Task details » Locate every line in the data below that contains the string "bounding", and copy each of those lines.

Material supplied »
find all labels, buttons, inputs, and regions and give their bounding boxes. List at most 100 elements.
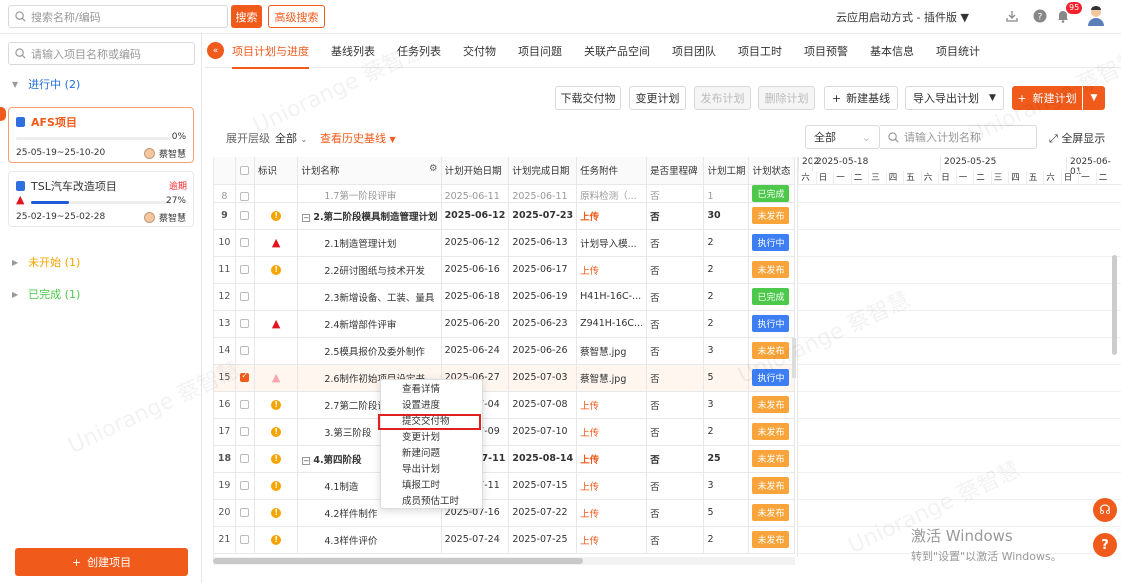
- menu-member-estimate-hours[interactable]: 成员预估工时: [381, 494, 482, 510]
- attachment[interactable]: 上传: [576, 202, 648, 230]
- upload-link[interactable]: 上传: [580, 266, 599, 277]
- plan-name-cell[interactable]: 2.5模具报价及委外制作: [297, 337, 442, 365]
- table-row[interactable]: 20! 4.2样件制作 2025-07-16 2025-07-22 上传否 5 未发布: [214, 499, 795, 527]
- search-button[interactable]: 搜索: [231, 5, 262, 28]
- row-checkbox[interactable]: [240, 400, 250, 409]
- plan-name-cell[interactable]: 1.7第一阶段评审: [297, 184, 442, 203]
- menu-new-issue[interactable]: 新建问题: [381, 446, 482, 462]
- row-select[interactable]: [235, 184, 255, 203]
- project-card-tsl[interactable]: TSL汽车改造项目 逾期 ▲ 27% 25-02-19~25-02-28 蔡智慧: [8, 171, 194, 227]
- collapse-node-icon[interactable]: −: [302, 456, 311, 465]
- row-checkbox[interactable]: [240, 535, 250, 544]
- table-row[interactable]: 15▲2.6制作初始项目设定书2025-06-272025-07-03蔡智慧.j…: [214, 364, 795, 392]
- table-row[interactable]: 21! 4.3样件评价 2025-07-24 2025-07-25 上传 否 2 未发布: [214, 526, 795, 554]
- plan-name-cell[interactable]: 4.3样件评价: [297, 526, 442, 554]
- global-search-input[interactable]: 搜索名称/编码: [8, 5, 228, 28]
- table-row[interactable]: 10 ▲ 2.1制造管理计划 2025-06-12 2025-06-13 计划导入模...…: [214, 229, 795, 257]
- gear-icon[interactable]: ⚙: [429, 163, 438, 174]
- plan-name-cell[interactable]: 2.4新增部件评审: [297, 310, 442, 338]
- tab-issues[interactable]: 项目问题: [507, 34, 573, 68]
- new-plan-dropdown-icon[interactable]: ▼: [1083, 86, 1105, 110]
- project-search-input[interactable]: 请输入项目名称或编码: [8, 42, 195, 65]
- menu-view-details[interactable]: 查看详情: [381, 382, 482, 398]
- row-checkbox[interactable]: [240, 346, 250, 355]
- splitter-handle[interactable]: [792, 338, 796, 378]
- create-project-button[interactable]: + 创建项目: [15, 548, 188, 576]
- help-icon[interactable]: ?: [1032, 8, 1048, 24]
- collapse-sidebar-icon[interactable]: «: [207, 42, 224, 59]
- delete-plan-button[interactable]: 删除计划: [758, 86, 815, 110]
- expand-level-select[interactable]: 全部 ⌄: [275, 130, 307, 146]
- table-row[interactable]: 8 1.7第一阶段评审 2025-06-11 2025-06-11 原料检测（... 否 1…: [214, 184, 795, 203]
- menu-export-plan[interactable]: 导出计划: [381, 462, 482, 478]
- upload-link[interactable]: 上传: [580, 401, 599, 412]
- plan-name-cell[interactable]: 2.2研讨图纸与技术开发: [297, 256, 442, 284]
- row-select[interactable]: [235, 310, 255, 338]
- project-card-afs[interactable]: AFS项目 0% 25-05-19~25-10-20 蔡智慧: [8, 107, 194, 163]
- row-select[interactable]: [235, 445, 255, 473]
- tab-product-space[interactable]: 关联产品空间: [573, 34, 661, 68]
- menu-report-hours[interactable]: 填报工时: [381, 478, 482, 494]
- table-row[interactable]: 14 2.5模具报价及委外制作 2025-06-24 2025-06-26 蔡智慧.jp…: [214, 337, 795, 365]
- upload-link[interactable]: 上传: [580, 212, 599, 223]
- attachment[interactable]: 上传: [576, 526, 648, 554]
- row-checkbox[interactable]: [240, 508, 250, 517]
- tab-task-list[interactable]: 任务列表: [386, 34, 452, 68]
- row-checkbox[interactable]: [240, 292, 250, 301]
- group-done[interactable]: ▶ 已完成 (1): [12, 286, 80, 302]
- attachment[interactable]: 上传: [576, 256, 648, 284]
- tab-alerts[interactable]: 项目预警: [793, 34, 859, 68]
- vertical-scrollbar[interactable]: [1112, 255, 1117, 355]
- upload-link[interactable]: 上传: [580, 455, 599, 466]
- attachment[interactable]: 上传: [576, 472, 648, 500]
- help-float-icon[interactable]: ?: [1093, 533, 1117, 557]
- row-select[interactable]: [235, 526, 255, 554]
- menu-set-progress[interactable]: 设置进度: [381, 398, 482, 414]
- group-not-started[interactable]: ▶ 未开始 (1): [12, 254, 80, 270]
- table-row[interactable]: 12 2.3新增设备、工装、量具 2025-06-18 2025-06-19 H41H-…: [214, 283, 795, 311]
- row-select[interactable]: [235, 418, 255, 446]
- horizontal-scrollbar[interactable]: [213, 557, 795, 565]
- status-filter-select[interactable]: 全部 ⌄: [805, 125, 880, 149]
- row-select[interactable]: [235, 364, 255, 392]
- row-checkbox[interactable]: [240, 238, 250, 247]
- tab-baseline-list[interactable]: 基线列表: [320, 34, 386, 68]
- select-all-checkbox[interactable]: [240, 165, 250, 175]
- download-deliverables-button[interactable]: 下载交付物: [555, 86, 621, 110]
- user-avatar[interactable]: [1086, 5, 1106, 27]
- tab-plan-progress[interactable]: 项目计划与进度: [229, 34, 320, 69]
- table-row[interactable]: 18!−4.第四阶段2025-07-112025-08-14上传否25未发布: [214, 445, 795, 473]
- row-select[interactable]: [235, 202, 255, 230]
- row-checkbox[interactable]: [240, 427, 250, 436]
- upload-link[interactable]: 上传: [580, 428, 599, 439]
- row-checkbox[interactable]: [240, 319, 250, 328]
- upload-link[interactable]: 上传: [580, 482, 599, 493]
- table-row[interactable]: 16!2.7第二阶段评审2025-07-042025-07-08上传否3未发布: [214, 391, 795, 419]
- row-select[interactable]: [235, 229, 255, 257]
- attachment[interactable]: 上传: [576, 418, 648, 446]
- attachment[interactable]: 上传: [576, 445, 648, 473]
- table-row[interactable]: 11! 2.2研讨图纸与技术开发 2025-06-16 2025-06-17 上传 否 2 未…: [214, 256, 795, 284]
- plan-name-cell[interactable]: 2.3新增设备、工装、量具: [297, 283, 442, 311]
- menu-change-plan[interactable]: 变更计划: [381, 430, 482, 446]
- new-plan-button[interactable]: + 新建计划: [1012, 86, 1082, 110]
- row-select[interactable]: [235, 283, 255, 311]
- attachment[interactable]: 上传: [576, 391, 648, 419]
- collapse-node-icon[interactable]: −: [302, 213, 311, 222]
- tab-deliverables[interactable]: 交付物: [452, 34, 507, 68]
- import-export-dropdown[interactable]: 导入导出计划 ▼: [905, 86, 1004, 110]
- support-headset-icon[interactable]: ☊: [1093, 498, 1117, 522]
- plan-name-cell[interactable]: −2.第二阶段模具制造管理计划: [297, 202, 442, 230]
- row-checkbox[interactable]: [240, 211, 250, 220]
- upload-link[interactable]: 上传: [580, 509, 599, 520]
- view-history-baseline-dropdown[interactable]: 查看历史基线 ▼: [320, 130, 396, 146]
- new-baseline-button[interactable]: + 新建基线: [824, 86, 898, 110]
- plan-search-input[interactable]: 请输入计划名称: [880, 125, 1037, 149]
- scrollbar-thumb[interactable]: [213, 558, 583, 564]
- tab-hours[interactable]: 项目工时: [727, 34, 793, 68]
- row-checkbox[interactable]: [240, 371, 250, 382]
- row-checkbox[interactable]: [240, 265, 250, 274]
- row-select[interactable]: [235, 337, 255, 365]
- menu-submit-deliverable[interactable]: 提交交付物: [378, 414, 481, 430]
- attachment[interactable]: 上传: [576, 499, 648, 527]
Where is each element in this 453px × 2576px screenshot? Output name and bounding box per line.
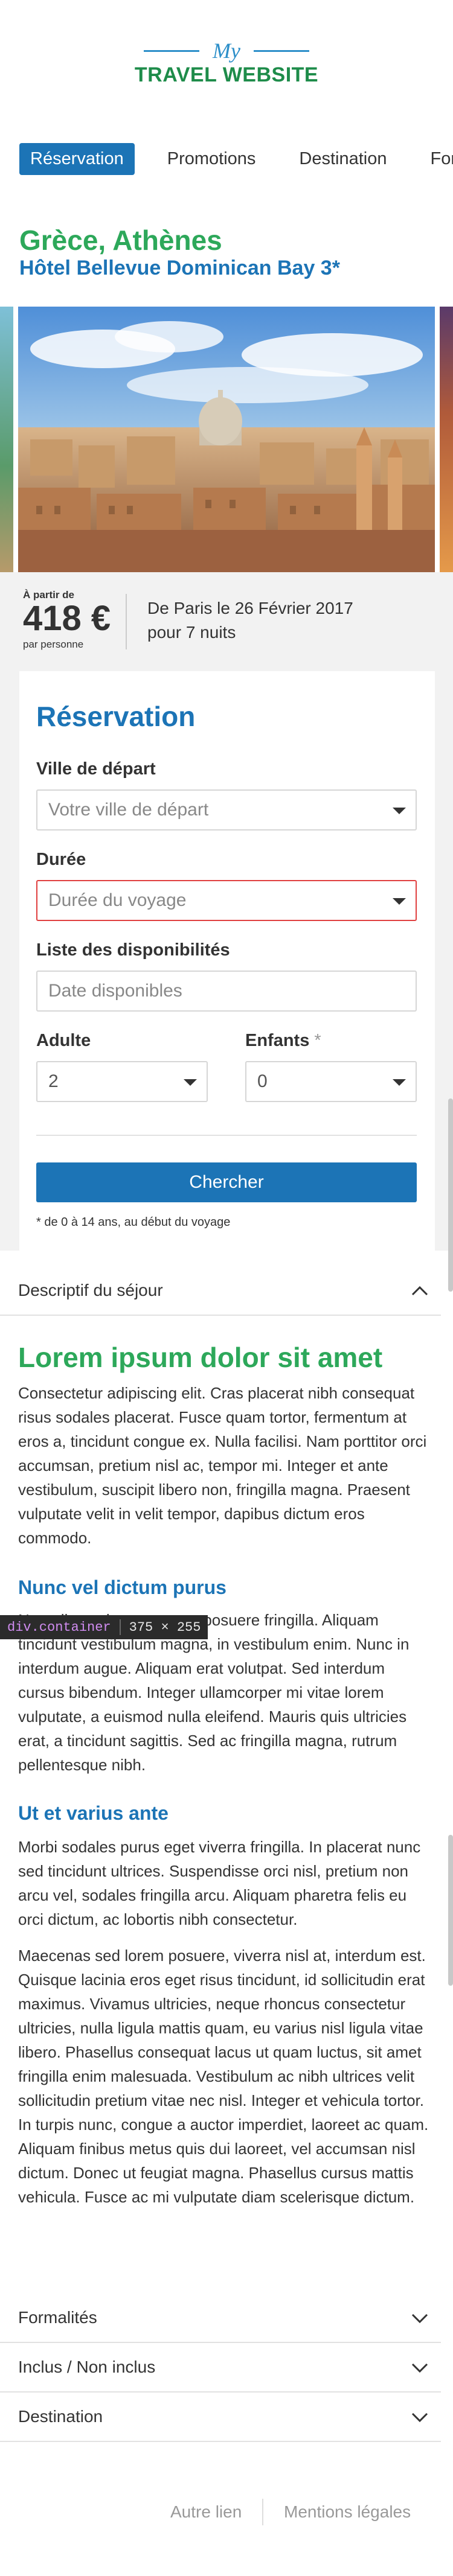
logo-small-text: My: [213, 39, 240, 63]
chevron-down-icon: [393, 808, 406, 814]
devtools-element-name: div.container: [7, 1619, 111, 1635]
trip-summary: De Paris le 26 Février 2017 pour 7 nuits: [147, 596, 353, 645]
content-paragraph-4: Maecenas sed lorem posuere, viverra nisl…: [18, 1946, 429, 2206]
availability-input[interactable]: Date disponibles: [36, 971, 417, 1012]
content-paragraph-3: Morbi sodales purus eget viverra fringil…: [18, 1838, 421, 1928]
chevron-down-icon: [393, 1079, 406, 1086]
form-divider: [36, 1135, 417, 1136]
accordion-formalities-header[interactable]: Formalités: [0, 2294, 441, 2343]
logo-main-text: TRAVEL WEBSITE: [134, 63, 319, 86]
departure-select[interactable]: Votre ville de départ: [36, 789, 417, 831]
children-select[interactable]: 0: [245, 1061, 417, 1102]
adult-select-value: 2: [48, 1071, 59, 1091]
chevron-down-icon: [393, 898, 406, 905]
chevron-down-icon: [411, 2412, 428, 2423]
footer-link-legal[interactable]: Mentions légales: [284, 2502, 411, 2522]
children-label-text: Enfants: [245, 1031, 310, 1050]
accordion-included-header[interactable]: Inclus / Non inclus: [0, 2343, 441, 2393]
accordion-destination-label: Destination: [18, 2407, 103, 2426]
scrollbar-thumb-lower[interactable]: [448, 1835, 453, 1986]
footer-divider: [262, 2499, 263, 2525]
children-age-note: * de 0 à 14 ans, au début du voyage: [36, 1216, 231, 1229]
search-button[interactable]: Chercher: [36, 1162, 417, 1202]
adult-label: Adulte: [36, 1031, 91, 1050]
nav-item-destination[interactable]: Destination: [288, 143, 397, 175]
scrollbar-thumb[interactable]: [448, 1098, 453, 1292]
reservation-form: Réservation Ville de départ Votre ville …: [19, 671, 435, 1251]
availability-placeholder: Date disponibles: [48, 981, 182, 1001]
price-value: 418 €: [23, 599, 111, 638]
departure-label: Ville de départ: [36, 759, 156, 779]
devtools-element-size: 375 × 255: [129, 1619, 201, 1635]
duration-select[interactable]: Durée du voyage: [36, 880, 417, 921]
price-divider: [126, 594, 127, 649]
devtools-element-tooltip: div.container 375 × 255: [0, 1615, 208, 1639]
footer-link-other[interactable]: Autre lien: [170, 2502, 242, 2522]
price-summary: À partir de 418 € par personne De Paris …: [0, 572, 453, 672]
content-subheading-1: Nunc vel dictum purus: [18, 1577, 226, 1598]
chevron-down-icon: [411, 2313, 428, 2324]
accordion-description-label: Descriptif du séjour: [18, 1281, 163, 1299]
accordion-included-label: Inclus / Non inclus: [18, 2358, 156, 2376]
chevron-down-icon: [184, 1079, 197, 1086]
nav-item-formulaire[interactable]: Formu: [420, 143, 453, 175]
reservation-title: Réservation: [36, 701, 196, 732]
logo-top-row: My: [0, 39, 453, 63]
nav-item-promotions[interactable]: Promotions: [156, 143, 267, 175]
city-photo: [18, 307, 435, 572]
trip-departure-date: De Paris le 26 Février 2017: [147, 599, 353, 617]
duration-label: Durée: [36, 850, 86, 869]
content-subheading-2: Ut et varius ante: [18, 1802, 169, 1824]
devtools-divider: [119, 1619, 121, 1635]
chevron-up-icon: [411, 1286, 428, 1296]
chevron-down-icon: [411, 2363, 428, 2373]
logo-line-right: [253, 49, 309, 52]
duration-select-value: Durée du voyage: [48, 890, 187, 910]
price-per-person: par personne: [23, 639, 84, 650]
accordion-formalities-label: Formalités: [18, 2308, 97, 2327]
adult-select[interactable]: 2: [36, 1061, 208, 1102]
content-paragraph-1: Consectetur adipiscing elit. Cras placer…: [18, 1384, 427, 1547]
carousel-main-photo: [18, 307, 435, 572]
accordion-description-header[interactable]: Descriptif du séjour: [0, 1266, 441, 1316]
site-header: My TRAVEL WEBSITE: [0, 0, 453, 127]
logo-line-left: [144, 49, 200, 52]
hotel-title: Hôtel Bellevue Dominican Bay 3*: [19, 257, 340, 279]
trip-nights: pour 7 nuits: [147, 623, 236, 642]
children-select-value: 0: [257, 1071, 268, 1091]
children-required-star: *: [314, 1031, 321, 1050]
accordion-destination-header[interactable]: Destination: [0, 2393, 441, 2442]
children-label: Enfants *: [245, 1031, 321, 1051]
content-heading: Lorem ipsum dolor sit amet: [18, 1342, 383, 1373]
carousel-next-slide[interactable]: [440, 307, 453, 572]
main-nav: Réservation Promotions Destination Formu: [0, 139, 453, 178]
carousel-prev-slide[interactable]: [0, 307, 13, 572]
site-logo[interactable]: My TRAVEL WEBSITE: [0, 39, 453, 87]
availability-label: Liste des disponibilités: [36, 940, 230, 960]
departure-select-value: Votre ville de départ: [48, 800, 209, 820]
photo-carousel[interactable]: [0, 307, 453, 572]
nav-item-reservation[interactable]: Réservation: [19, 142, 135, 175]
destination-title: Grèce, Athènes: [19, 225, 222, 256]
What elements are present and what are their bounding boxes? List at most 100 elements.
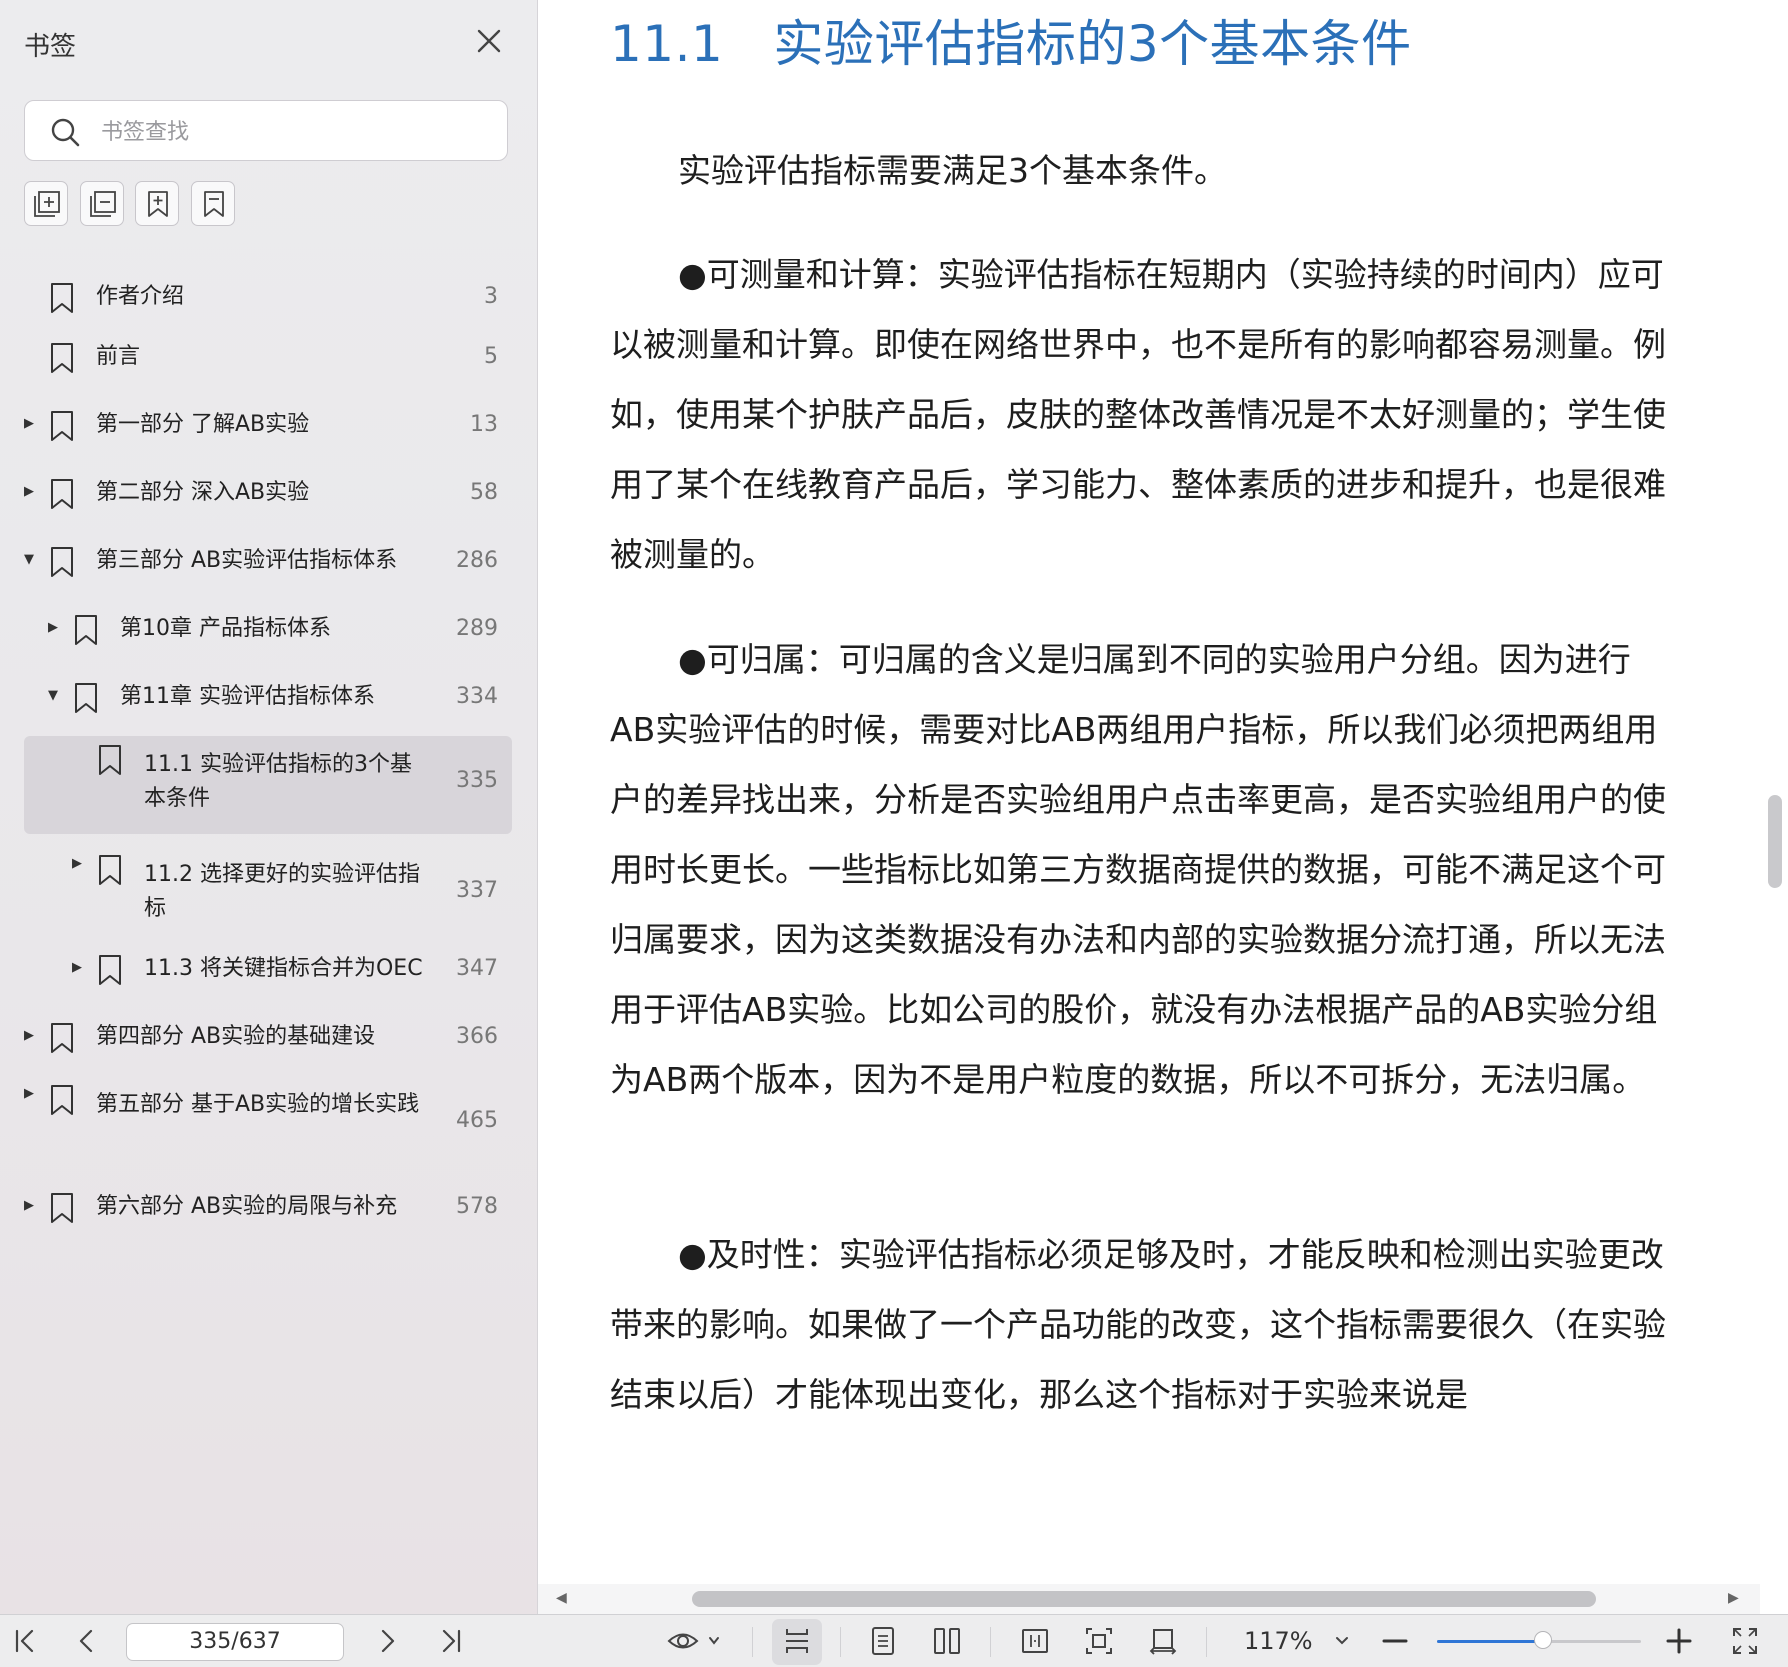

Finished answer »
find all labels, buttons, inputs, and regions and give their bounding boxes. List at most 100 elements.
Where is each element in this 453px × 2576px screenshot? Output name and bounding box per line.
What elements are present and what are their bounding boxes? List at most 100 elements.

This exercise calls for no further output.